● **Stated goal**
Scan the data below for the string "الحرية". Copy every line where it appears.

# Stored data start

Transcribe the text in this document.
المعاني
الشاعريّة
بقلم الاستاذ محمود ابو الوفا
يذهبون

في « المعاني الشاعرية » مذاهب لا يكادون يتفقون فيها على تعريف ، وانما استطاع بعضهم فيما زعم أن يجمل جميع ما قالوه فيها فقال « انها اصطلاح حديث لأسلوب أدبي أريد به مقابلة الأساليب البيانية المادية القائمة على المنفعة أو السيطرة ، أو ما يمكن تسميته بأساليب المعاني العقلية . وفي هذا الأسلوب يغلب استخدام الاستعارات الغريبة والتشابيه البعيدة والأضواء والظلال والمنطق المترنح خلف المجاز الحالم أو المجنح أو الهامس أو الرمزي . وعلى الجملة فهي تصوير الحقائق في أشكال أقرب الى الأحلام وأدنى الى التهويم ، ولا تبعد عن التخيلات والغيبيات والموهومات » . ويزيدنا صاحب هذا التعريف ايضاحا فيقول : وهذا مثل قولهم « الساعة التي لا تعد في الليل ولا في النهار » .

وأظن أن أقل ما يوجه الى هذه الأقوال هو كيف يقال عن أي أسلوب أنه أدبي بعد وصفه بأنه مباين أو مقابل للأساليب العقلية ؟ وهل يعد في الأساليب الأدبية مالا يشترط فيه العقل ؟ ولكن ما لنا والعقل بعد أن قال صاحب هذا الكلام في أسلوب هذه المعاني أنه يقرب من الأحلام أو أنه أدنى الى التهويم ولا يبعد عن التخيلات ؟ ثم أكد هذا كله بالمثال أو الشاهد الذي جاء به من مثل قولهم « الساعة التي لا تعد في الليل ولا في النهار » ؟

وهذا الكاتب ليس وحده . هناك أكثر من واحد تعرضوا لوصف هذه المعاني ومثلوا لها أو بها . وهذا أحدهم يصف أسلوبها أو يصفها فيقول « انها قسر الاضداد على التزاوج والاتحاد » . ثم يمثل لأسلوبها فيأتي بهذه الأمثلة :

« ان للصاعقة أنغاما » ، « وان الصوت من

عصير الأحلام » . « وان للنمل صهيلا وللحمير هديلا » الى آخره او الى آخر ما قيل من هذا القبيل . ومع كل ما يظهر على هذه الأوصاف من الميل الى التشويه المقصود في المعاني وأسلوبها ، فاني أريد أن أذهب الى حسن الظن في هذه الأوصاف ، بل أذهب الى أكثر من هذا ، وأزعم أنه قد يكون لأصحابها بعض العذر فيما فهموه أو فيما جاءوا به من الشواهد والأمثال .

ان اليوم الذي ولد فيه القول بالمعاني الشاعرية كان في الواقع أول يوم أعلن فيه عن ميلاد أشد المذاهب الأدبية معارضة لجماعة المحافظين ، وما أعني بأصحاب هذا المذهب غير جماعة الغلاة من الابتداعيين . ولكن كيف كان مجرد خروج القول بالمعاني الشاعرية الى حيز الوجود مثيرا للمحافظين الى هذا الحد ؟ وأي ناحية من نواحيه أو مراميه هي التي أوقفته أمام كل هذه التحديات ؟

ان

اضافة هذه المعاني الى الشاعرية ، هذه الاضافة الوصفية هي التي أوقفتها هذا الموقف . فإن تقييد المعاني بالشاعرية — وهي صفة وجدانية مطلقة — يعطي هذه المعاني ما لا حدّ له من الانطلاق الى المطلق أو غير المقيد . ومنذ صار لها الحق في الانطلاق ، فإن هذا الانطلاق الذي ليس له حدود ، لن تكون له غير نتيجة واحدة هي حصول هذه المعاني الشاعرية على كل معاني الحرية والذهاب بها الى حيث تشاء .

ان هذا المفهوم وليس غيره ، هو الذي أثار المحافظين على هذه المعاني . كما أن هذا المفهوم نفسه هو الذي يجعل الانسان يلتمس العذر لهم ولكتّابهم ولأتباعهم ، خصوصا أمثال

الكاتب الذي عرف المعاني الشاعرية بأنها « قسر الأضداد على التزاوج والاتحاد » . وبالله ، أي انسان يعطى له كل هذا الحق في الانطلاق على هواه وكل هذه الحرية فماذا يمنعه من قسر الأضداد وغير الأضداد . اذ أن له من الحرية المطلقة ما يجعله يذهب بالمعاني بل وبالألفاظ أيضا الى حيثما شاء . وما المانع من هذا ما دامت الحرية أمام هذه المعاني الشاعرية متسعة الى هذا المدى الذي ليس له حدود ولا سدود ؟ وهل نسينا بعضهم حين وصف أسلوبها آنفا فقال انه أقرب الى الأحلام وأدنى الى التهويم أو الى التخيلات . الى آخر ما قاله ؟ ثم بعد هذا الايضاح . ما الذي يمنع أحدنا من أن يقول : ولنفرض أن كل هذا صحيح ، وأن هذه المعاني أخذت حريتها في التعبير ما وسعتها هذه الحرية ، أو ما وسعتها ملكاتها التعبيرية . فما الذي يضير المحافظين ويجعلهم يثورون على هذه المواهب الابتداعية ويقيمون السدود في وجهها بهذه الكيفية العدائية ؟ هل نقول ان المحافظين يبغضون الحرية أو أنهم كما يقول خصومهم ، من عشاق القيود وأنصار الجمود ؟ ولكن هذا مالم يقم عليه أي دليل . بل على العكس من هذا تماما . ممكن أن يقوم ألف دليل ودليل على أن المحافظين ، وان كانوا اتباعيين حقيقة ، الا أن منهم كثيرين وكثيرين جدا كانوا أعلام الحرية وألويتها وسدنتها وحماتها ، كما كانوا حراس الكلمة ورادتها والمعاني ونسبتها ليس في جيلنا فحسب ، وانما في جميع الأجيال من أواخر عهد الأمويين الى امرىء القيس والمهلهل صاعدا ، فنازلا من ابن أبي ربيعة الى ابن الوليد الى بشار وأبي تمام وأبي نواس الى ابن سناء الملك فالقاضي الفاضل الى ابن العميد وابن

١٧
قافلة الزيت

# Stored data end

● **Task result**
اضافة هذه المعاني الى الشاعرية ، هذه الاضافة الوصفية هي التي أوقفتها هذا الموقف . فإن تقييد المعاني بالشاعرية — وهي صفة وجدانية مطلقة — يعطي هذه المعاني ما لا حدّ له من الانطلاق الى المطلق أو غير المقيد . ومنذ صار لها الحق في الانطلاق ، فإن هذا الانطلاق الذي ليس له حدود ، لن تكون له غير نتيجة واحدة هي حصول هذه المعاني الشاعرية على كل معاني الحرية والذهاب بها الى حيث تشاء .
الكاتب الذي عرف المعاني الشاعرية بأنها « قسر الأضداد على التزاوج والاتحاد » . وبالله ، أي انسان يعطى له كل هذا الحق في الانطلاق على هواه وكل هذه الحرية فماذا يمنعه من قسر الأضداد وغير الأضداد . اذ أن له من الحرية المطلقة ما يجعله يذهب بالمعاني بل وبالألفاظ أيضا الى حيثما شاء . وما المانع من هذا ما دامت الحرية أمام هذه المعاني الشاعرية متسعة الى هذا المدى الذي ليس له حدود ولا سدود ؟ وهل نسينا بعضهم حين وصف أسلوبها آنفا فقال انه أقرب الى الأحلام وأدنى الى التهويم أو الى التخيلات . الى آخر ما قاله ؟ ثم بعد هذا الايضاح . ما الذي يمنع أحدنا من أن يقول : ولنفرض أن كل هذا صحيح ، وأن هذه المعاني أخذت حريتها في التعبير ما وسعتها هذه الحرية ، أو ما وسعتها ملكاتها التعبيرية . فما الذي يضير المحافظين ويجعلهم يثورون على هذه المواهب الابتداعية ويقيمون السدود في وجهها بهذه الكيفية العدائية ؟ هل نقول ان المحافظين يبغضون الحرية أو أنهم كما يقول خصومهم ، من عشاق القيود وأنصار الجمود ؟ ولكن هذا مالم يقم عليه أي دليل . بل على العكس من هذا تماما . ممكن أن يقوم ألف دليل ودليل على أن المحافظين ، وان كانوا اتباعيين حقيقة ، الا أن منهم كثيرين وكثيرين جدا كانوا أعلام الحرية وألويتها وسدنتها وحماتها ، كما كانوا حراس الكلمة ورادتها والمعاني ونسبتها ليس في جيلنا فحسب ، وانما في جميع الأجيال من أواخر عهد الأمويين الى امرىء القيس والمهلهل صاعدا ، فنازلا من ابن أبي ربيعة الى ابن الوليد الى بشار وأبي تمام وأبي نواس الى ابن سناء الملك فالقاضي الفاضل الى ابن العميد وابن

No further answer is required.